# [RECORD SET]
┌──
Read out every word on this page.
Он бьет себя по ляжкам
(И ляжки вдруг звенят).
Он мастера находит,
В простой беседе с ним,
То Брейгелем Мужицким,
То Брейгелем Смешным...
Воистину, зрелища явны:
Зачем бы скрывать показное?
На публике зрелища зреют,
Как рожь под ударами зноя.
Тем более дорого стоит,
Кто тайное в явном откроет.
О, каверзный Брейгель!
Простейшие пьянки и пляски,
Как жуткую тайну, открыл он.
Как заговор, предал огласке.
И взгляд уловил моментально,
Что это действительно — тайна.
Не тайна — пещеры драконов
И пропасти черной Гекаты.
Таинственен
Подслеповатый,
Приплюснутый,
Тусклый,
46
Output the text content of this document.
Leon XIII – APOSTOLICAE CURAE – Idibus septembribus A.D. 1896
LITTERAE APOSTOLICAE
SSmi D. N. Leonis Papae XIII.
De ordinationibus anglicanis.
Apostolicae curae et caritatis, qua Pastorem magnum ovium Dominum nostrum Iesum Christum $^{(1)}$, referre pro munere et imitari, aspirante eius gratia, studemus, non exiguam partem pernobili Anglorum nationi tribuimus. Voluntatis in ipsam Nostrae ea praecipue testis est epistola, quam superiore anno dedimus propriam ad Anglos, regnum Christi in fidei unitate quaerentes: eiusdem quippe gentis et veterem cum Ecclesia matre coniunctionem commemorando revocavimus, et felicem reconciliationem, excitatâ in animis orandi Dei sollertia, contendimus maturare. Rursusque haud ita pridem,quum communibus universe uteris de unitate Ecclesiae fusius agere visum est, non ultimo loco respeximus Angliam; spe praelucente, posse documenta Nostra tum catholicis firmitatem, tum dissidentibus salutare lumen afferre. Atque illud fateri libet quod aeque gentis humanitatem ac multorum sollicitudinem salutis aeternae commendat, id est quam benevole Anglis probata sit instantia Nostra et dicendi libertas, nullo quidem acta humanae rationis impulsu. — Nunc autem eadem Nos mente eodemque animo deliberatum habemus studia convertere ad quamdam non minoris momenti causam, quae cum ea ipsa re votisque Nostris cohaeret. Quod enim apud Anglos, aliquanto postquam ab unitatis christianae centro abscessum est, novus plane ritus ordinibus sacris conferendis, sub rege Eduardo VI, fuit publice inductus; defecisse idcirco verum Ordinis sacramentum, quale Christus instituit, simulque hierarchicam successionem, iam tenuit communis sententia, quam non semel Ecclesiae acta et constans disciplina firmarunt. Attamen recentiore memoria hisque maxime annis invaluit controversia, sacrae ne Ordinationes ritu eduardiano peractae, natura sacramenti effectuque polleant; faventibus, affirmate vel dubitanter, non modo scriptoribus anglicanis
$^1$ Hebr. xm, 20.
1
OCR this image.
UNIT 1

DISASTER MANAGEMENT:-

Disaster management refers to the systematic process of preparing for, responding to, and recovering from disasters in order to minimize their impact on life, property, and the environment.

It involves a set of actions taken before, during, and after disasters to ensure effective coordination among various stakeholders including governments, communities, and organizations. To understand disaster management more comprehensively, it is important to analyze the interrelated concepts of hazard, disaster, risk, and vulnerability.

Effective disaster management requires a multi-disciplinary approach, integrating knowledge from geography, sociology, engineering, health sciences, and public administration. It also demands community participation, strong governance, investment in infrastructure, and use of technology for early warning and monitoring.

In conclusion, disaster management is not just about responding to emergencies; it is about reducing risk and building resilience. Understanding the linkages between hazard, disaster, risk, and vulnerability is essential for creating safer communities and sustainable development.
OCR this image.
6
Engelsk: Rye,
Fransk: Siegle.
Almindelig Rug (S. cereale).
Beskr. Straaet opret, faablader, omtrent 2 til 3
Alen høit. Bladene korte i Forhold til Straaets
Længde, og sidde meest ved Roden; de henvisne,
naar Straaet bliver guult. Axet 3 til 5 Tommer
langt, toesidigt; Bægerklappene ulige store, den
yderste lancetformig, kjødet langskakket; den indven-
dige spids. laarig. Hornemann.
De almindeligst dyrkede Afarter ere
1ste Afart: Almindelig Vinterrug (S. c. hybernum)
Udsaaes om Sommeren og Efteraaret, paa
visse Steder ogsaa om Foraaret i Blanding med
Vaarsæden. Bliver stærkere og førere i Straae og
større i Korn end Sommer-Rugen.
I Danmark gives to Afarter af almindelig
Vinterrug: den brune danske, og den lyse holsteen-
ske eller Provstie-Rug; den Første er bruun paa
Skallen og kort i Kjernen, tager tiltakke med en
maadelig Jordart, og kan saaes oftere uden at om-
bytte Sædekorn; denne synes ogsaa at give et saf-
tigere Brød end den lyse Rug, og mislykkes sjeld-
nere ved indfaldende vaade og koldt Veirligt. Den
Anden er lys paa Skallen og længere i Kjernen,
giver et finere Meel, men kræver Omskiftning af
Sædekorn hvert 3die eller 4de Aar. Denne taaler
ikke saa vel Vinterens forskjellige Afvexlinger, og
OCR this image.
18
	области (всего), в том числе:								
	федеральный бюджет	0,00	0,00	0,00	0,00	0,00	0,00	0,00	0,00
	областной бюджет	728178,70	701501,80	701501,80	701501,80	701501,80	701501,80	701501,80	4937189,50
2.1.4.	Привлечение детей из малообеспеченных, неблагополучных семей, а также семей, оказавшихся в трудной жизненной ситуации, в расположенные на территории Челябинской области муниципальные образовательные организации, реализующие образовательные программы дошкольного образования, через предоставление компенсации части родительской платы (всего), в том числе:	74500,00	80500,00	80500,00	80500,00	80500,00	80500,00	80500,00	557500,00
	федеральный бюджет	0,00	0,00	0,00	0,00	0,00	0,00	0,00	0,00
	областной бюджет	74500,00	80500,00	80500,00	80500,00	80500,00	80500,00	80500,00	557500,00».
└──
Quote the entire listing above exactly.

Read out every word on this page.
Он бьет себя по ляжкам
(И ляжки вдруг звенят).
Он мастера находит,
В простой беседе с ним,
То Брейгелем Мужицким,
То Брейгелем Смешным...
Воистину, зрелища явны:
Зачем бы скрывать показное?
На публике зрелища зреют,
Как рожь под ударами зноя.
Тем более дорого стоит,
Кто тайное в явном откроет.
О, каверзный Брейгель!
Простейшие пьянки и пляски,
Как жуткую тайну, открыл он.
Как заговор, предал огласке.
И взгляд уловил моментально,
Что это действительно — тайна.
Не тайна — пещеры драконов
И пропасти черной Гекаты.
Таинственен
Подслеповатый,
Приплюснутый,
Тусклый,
46
Output the text content of this document.
Leon XIII – APOSTOLICAE CURAE – Idibus septembribus A.D. 1896
LITTERAE APOSTOLICAE
SSmi D. N. Leonis Papae XIII.
De ordinationibus anglicanis.
Apostolicae curae et caritatis, qua Pastorem magnum ovium Dominum nostrum Iesum Christum $^{(1)}$, referre pro munere et imitari, aspirante eius gratia, studemus, non exiguam partem pernobili Anglorum nationi tribuimus. Voluntatis in ipsam Nostrae ea praecipue testis est epistola, quam superiore anno dedimus propriam ad Anglos, regnum Christi in fidei unitate quaerentes: eiusdem quippe gentis et veterem cum Ecclesia matre coniunctionem commemorando revocavimus, et felicem reconciliationem, excitatâ in animis orandi Dei sollertia, contendimus maturare. Rursusque haud ita pridem,quum communibus universe uteris de unitate Ecclesiae fusius agere visum est, non ultimo loco respeximus Angliam; spe praelucente, posse documenta Nostra tum catholicis firmitatem, tum dissidentibus salutare lumen afferre. Atque illud fateri libet quod aeque gentis humanitatem ac multorum sollicitudinem salutis aeternae commendat, id est quam benevole Anglis probata sit instantia Nostra et dicendi libertas, nullo quidem acta humanae rationis impulsu. — Nunc autem eadem Nos mente eodemque animo deliberatum habemus studia convertere ad quamdam non minoris momenti causam, quae cum ea ipsa re votisque Nostris cohaeret. Quod enim apud Anglos, aliquanto postquam ab unitatis christianae centro abscessum est, novus plane ritus ordinibus sacris conferendis, sub rege Eduardo VI, fuit publice inductus; defecisse idcirco verum Ordinis sacramentum, quale Christus instituit, simulque hierarchicam successionem, iam tenuit communis sententia, quam non semel Ecclesiae acta et constans disciplina firmarunt. Attamen recentiore memoria hisque maxime annis invaluit controversia, sacrae ne Ordinationes ritu eduardiano peractae, natura sacramenti effectuque polleant; faventibus, affirmate vel dubitanter, non modo scriptoribus anglicanis
$^1$ Hebr. xm, 20.
1
OCR this image.
UNIT 1

DISASTER MANAGEMENT:-

Disaster management refers to the systematic process of preparing for, responding to, and recovering from disasters in order to minimize their impact on life, property, and the environment.

It involves a set of actions taken before, during, and after disasters to ensure effective coordination among various stakeholders including governments, communities, and organizations. To understand disaster management more comprehensively, it is important to analyze the interrelated concepts of hazard, disaster, risk, and vulnerability.

Effective disaster management requires a multi-disciplinary approach, integrating knowledge from geography, sociology, engineering, health sciences, and public administration. It also demands community participation, strong governance, investment in infrastructure, and use of technology for early warning and monitoring.

In conclusion, disaster management is not just about responding to emergencies; it is about reducing risk and building resilience. Understanding the linkages between hazard, disaster, risk, and vulnerability is essential for creating safer communities and sustainable development.
OCR this image.
6
Engelsk: Rye,
Fransk: Siegle.
Almindelig Rug (S. cereale).
Beskr. Straaet opret, faablader, omtrent 2 til 3
Alen høit. Bladene korte i Forhold til Straaets
Længde, og sidde meest ved Roden; de henvisne,
naar Straaet bliver guult. Axet 3 til 5 Tommer
langt, toesidigt; Bægerklappene ulige store, den
yderste lancetformig, kjødet langskakket; den indven-
dige spids. laarig. Hornemann.
De almindeligst dyrkede Afarter ere
1ste Afart: Almindelig Vinterrug (S. c. hybernum)
Udsaaes om Sommeren og Efteraaret, paa
visse Steder ogsaa om Foraaret i Blanding med
Vaarsæden. Bliver stærkere og førere i Straae og
større i Korn end Sommer-Rugen.
I Danmark gives to Afarter af almindelig
Vinterrug: den brune danske, og den lyse holsteen-
ske eller Provstie-Rug; den Første er bruun paa
Skallen og kort i Kjernen, tager tiltakke med en
maadelig Jordart, og kan saaes oftere uden at om-
bytte Sædekorn; denne synes ogsaa at give et saf-
tigere Brød end den lyse Rug, og mislykkes sjeld-
nere ved indfaldende vaade og koldt Veirligt. Den
Anden er lys paa Skallen og længere i Kjernen,
giver et finere Meel, men kræver Omskiftning af
Sædekorn hvert 3die eller 4de Aar. Denne taaler
ikke saa vel Vinterens forskjellige Afvexlinger, og
OCR this image.
18
	области (всего), в том числе:								
	федеральный бюджет	0,00	0,00	0,00	0,00	0,00	0,00	0,00	0,00
	областной бюджет	728178,70	701501,80	701501,80	701501,80	701501,80	701501,80	701501,80	4937189,50
2.1.4.	Привлечение детей из малообеспеченных, неблагополучных семей, а также семей, оказавшихся в трудной жизненной ситуации, в расположенные на территории Челябинской области муниципальные образовательные организации, реализующие образовательные программы дошкольного образования, через предоставление компенсации части родительской платы (всего), в том числе:	74500,00	80500,00	80500,00	80500,00	80500,00	80500,00	80500,00	557500,00
	федеральный бюджет	0,00	0,00	0,00	0,00	0,00	0,00	0,00	0,00
	областной бюджет	74500,00	80500,00	80500,00	80500,00	80500,00	80500,00	80500,00	557500,00».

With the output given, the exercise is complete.